### SHORT PROBLEM
Which lines hold the word "может"? Copy each of them from the material.

### AVAILABLE DATA

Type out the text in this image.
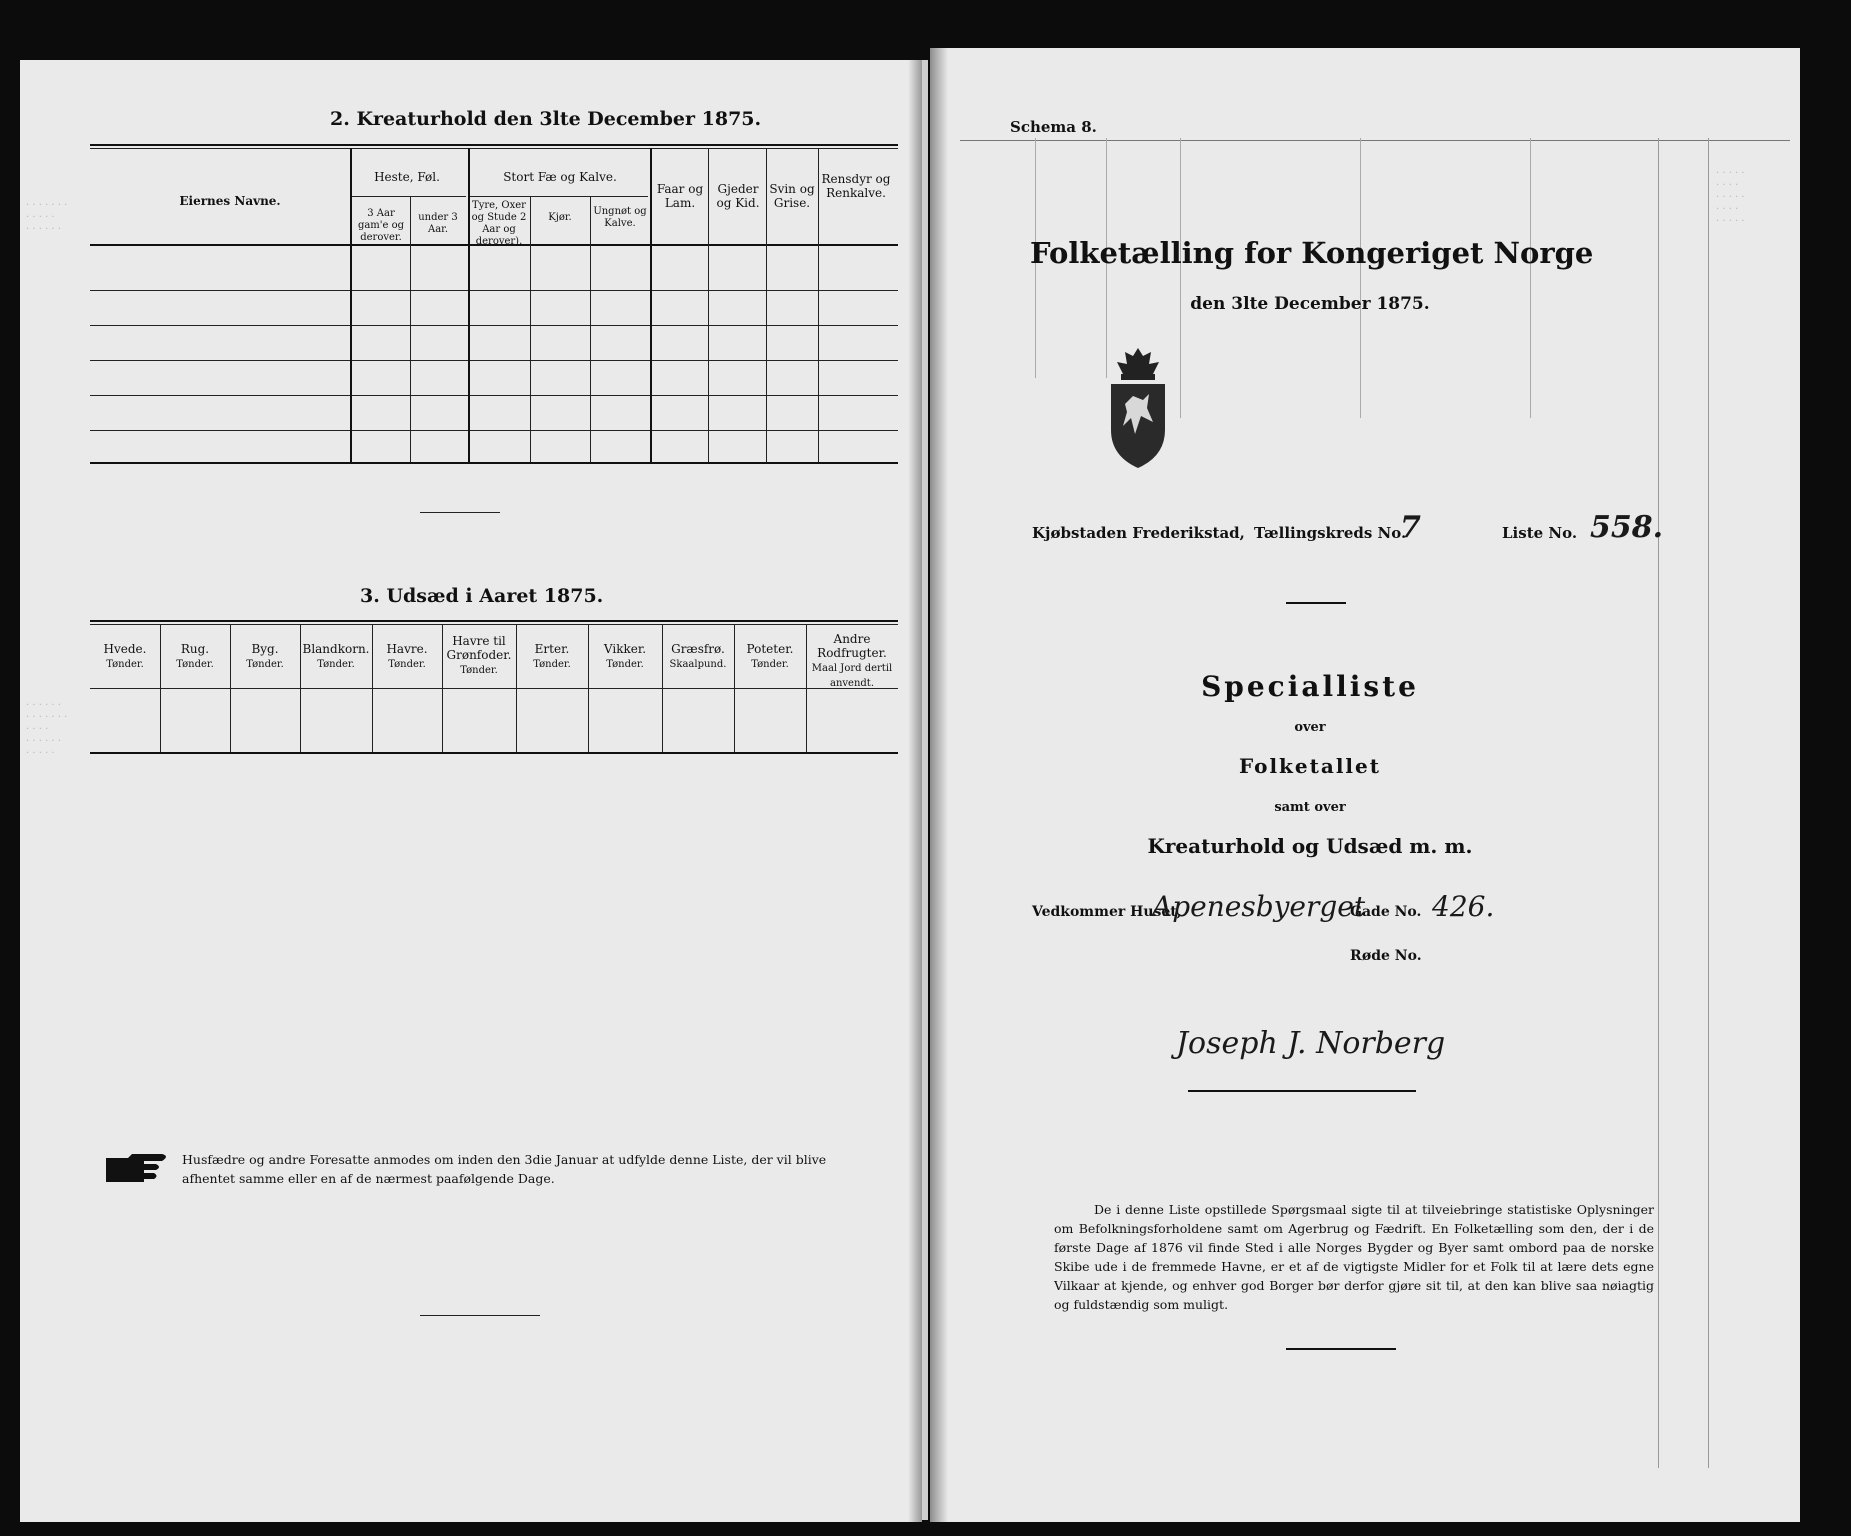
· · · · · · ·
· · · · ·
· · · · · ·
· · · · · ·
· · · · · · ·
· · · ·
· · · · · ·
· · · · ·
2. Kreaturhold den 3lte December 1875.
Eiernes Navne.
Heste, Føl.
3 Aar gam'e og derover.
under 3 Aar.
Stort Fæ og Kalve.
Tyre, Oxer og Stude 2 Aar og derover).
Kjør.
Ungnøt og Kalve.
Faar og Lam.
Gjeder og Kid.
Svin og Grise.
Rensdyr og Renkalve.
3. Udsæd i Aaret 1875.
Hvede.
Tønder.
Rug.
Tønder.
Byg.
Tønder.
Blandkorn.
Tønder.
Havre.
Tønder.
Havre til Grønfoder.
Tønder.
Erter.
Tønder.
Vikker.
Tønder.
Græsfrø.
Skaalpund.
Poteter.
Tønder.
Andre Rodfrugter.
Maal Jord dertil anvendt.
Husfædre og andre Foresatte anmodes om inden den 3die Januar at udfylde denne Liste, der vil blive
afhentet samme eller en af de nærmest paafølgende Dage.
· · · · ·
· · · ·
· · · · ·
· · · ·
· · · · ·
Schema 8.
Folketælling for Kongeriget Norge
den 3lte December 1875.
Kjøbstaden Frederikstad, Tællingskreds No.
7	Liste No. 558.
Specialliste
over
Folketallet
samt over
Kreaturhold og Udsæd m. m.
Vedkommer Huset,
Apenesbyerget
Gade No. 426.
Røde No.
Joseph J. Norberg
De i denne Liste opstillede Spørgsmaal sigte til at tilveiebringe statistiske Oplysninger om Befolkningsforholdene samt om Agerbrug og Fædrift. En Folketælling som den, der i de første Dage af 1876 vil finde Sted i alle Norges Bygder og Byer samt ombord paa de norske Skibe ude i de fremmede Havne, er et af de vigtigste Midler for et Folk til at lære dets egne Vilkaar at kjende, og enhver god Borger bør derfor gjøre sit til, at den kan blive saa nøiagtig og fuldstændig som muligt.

==

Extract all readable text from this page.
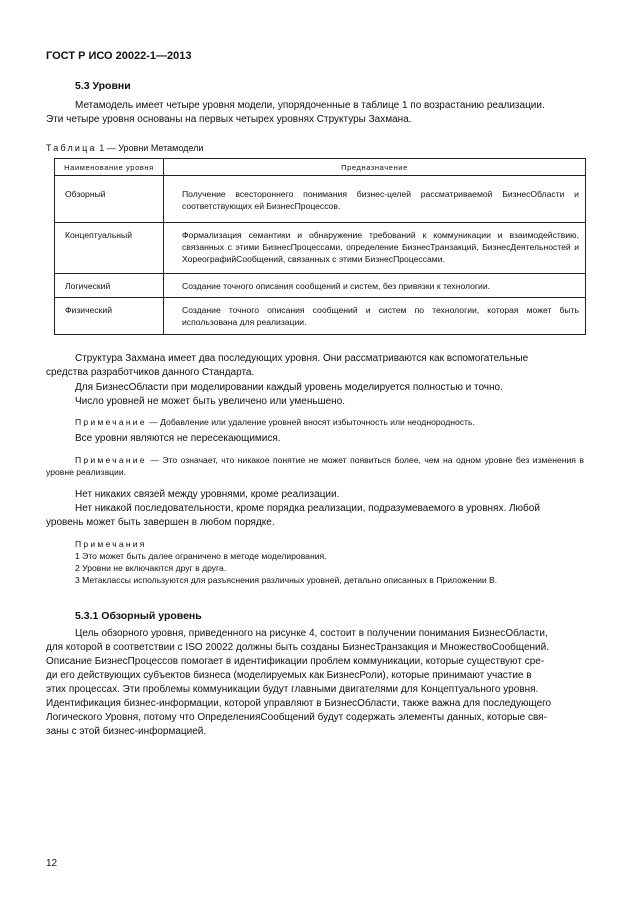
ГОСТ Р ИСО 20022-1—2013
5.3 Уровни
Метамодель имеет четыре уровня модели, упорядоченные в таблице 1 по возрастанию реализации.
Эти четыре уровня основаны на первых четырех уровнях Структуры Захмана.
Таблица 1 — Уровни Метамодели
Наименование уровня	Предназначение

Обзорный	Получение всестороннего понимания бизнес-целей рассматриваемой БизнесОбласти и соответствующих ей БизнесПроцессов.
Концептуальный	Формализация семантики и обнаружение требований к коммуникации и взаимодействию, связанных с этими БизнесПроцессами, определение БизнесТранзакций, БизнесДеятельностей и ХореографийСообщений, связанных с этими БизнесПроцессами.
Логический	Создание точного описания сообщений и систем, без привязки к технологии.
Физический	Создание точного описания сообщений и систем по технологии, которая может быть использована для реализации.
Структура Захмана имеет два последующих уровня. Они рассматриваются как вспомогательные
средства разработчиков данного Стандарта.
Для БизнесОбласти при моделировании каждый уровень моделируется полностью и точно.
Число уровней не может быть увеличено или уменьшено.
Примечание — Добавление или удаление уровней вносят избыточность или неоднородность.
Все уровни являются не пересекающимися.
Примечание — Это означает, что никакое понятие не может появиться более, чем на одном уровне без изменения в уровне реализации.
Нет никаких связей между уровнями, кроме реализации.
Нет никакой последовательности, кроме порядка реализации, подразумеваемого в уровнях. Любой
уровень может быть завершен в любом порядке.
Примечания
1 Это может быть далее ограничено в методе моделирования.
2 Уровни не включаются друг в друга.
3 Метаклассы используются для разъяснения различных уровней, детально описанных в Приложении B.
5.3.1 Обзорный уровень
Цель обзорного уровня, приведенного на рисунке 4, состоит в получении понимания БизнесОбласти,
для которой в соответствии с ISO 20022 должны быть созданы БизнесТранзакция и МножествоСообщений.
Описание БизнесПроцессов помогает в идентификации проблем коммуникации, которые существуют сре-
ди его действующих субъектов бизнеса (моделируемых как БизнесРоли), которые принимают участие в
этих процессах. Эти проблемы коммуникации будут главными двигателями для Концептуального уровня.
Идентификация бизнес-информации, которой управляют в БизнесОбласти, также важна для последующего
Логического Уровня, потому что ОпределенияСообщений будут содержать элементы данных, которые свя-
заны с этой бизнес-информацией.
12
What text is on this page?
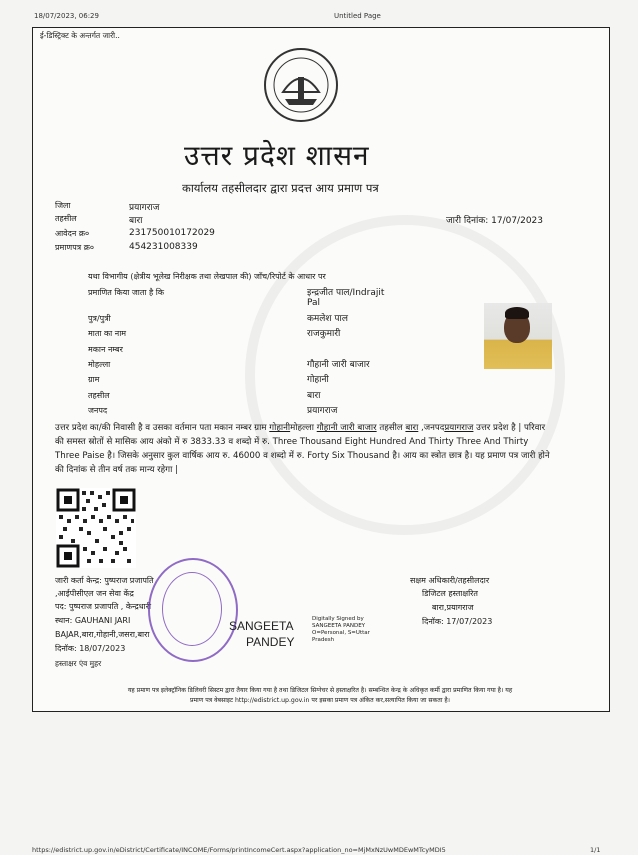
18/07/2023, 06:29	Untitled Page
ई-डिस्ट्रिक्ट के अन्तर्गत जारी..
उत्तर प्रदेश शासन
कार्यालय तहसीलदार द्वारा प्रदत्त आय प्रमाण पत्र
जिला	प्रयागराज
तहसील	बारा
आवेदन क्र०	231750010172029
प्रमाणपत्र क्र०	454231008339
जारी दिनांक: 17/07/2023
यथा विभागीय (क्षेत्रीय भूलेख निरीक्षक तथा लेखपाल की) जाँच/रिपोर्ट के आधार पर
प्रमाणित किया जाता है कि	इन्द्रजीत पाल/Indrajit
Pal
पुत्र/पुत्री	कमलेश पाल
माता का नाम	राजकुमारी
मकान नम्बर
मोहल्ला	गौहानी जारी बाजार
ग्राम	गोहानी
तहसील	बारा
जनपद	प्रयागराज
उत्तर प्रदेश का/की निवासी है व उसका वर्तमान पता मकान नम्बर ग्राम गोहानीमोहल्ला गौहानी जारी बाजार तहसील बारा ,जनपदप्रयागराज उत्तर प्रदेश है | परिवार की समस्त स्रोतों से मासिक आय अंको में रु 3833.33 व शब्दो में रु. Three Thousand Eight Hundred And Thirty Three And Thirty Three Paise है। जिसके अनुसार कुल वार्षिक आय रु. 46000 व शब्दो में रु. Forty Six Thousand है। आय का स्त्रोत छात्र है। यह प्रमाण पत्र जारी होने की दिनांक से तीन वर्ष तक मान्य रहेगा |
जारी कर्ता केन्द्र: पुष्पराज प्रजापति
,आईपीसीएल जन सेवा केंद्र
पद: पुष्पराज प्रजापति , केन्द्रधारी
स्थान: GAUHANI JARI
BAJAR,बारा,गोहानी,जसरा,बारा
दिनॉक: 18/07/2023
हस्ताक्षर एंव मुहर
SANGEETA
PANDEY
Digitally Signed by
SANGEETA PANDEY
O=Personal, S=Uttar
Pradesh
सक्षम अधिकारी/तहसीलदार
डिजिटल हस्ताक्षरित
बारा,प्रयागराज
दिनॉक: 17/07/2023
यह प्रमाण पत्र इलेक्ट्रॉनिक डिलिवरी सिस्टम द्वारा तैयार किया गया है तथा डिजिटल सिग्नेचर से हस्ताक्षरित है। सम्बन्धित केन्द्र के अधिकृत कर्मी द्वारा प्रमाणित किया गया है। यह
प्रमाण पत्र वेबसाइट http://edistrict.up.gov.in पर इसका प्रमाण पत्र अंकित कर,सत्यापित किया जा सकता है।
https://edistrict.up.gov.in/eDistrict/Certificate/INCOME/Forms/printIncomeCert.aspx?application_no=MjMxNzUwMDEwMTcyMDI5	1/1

--

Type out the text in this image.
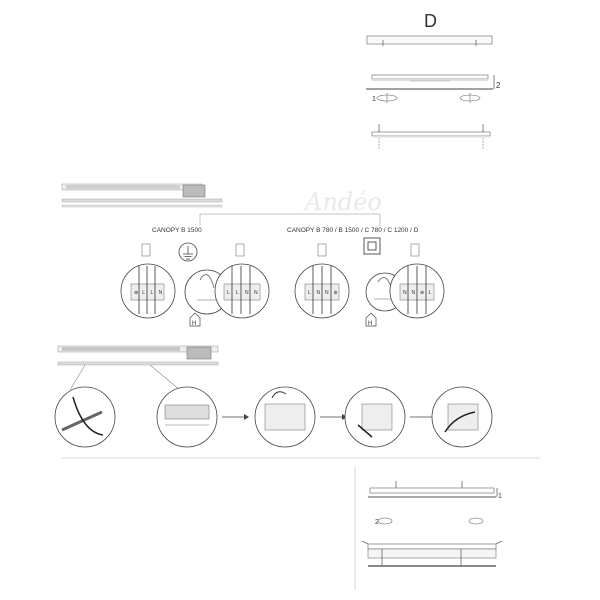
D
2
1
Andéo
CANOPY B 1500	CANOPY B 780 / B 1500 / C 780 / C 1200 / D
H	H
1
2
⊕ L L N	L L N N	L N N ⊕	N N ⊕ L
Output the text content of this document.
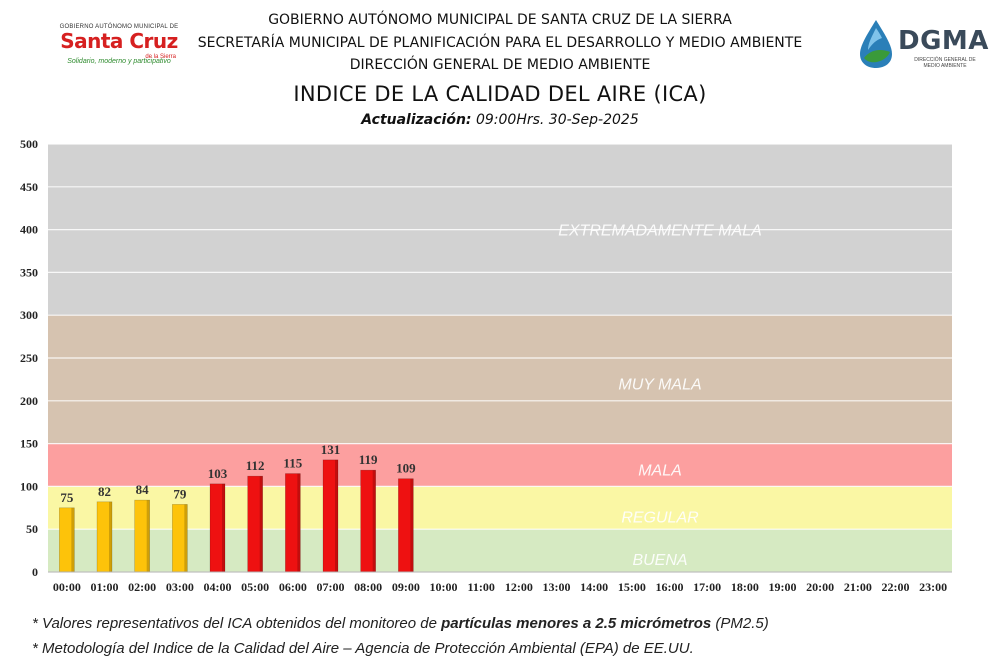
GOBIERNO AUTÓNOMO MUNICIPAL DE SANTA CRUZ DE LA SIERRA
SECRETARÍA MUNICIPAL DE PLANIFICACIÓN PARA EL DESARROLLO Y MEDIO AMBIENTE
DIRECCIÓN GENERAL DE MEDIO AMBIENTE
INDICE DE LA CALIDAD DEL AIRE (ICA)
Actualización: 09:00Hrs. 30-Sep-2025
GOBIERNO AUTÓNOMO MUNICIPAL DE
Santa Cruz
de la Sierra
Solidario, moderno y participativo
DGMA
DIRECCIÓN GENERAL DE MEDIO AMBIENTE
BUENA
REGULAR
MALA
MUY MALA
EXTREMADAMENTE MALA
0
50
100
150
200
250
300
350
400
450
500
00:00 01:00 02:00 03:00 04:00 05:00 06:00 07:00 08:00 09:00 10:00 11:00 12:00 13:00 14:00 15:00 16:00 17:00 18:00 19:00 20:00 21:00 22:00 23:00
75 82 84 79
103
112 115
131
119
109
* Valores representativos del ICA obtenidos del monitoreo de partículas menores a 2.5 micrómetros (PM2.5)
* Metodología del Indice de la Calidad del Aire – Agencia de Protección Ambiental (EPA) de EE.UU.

### ANSWER TO THIS EXERCISE
Физический	Создание точного описания сообщений и систем по технологии, которая может быть использована для реализации.
Число уровней не может быть увеличено или уменьшено.
Примечание — Это означает, что никакое понятие не может появиться более, чем на одном уровне без изменения в уровне реализации.
уровень может быть завершен в любом порядке.
1 Это может быть далее ограничено в методе моделирования.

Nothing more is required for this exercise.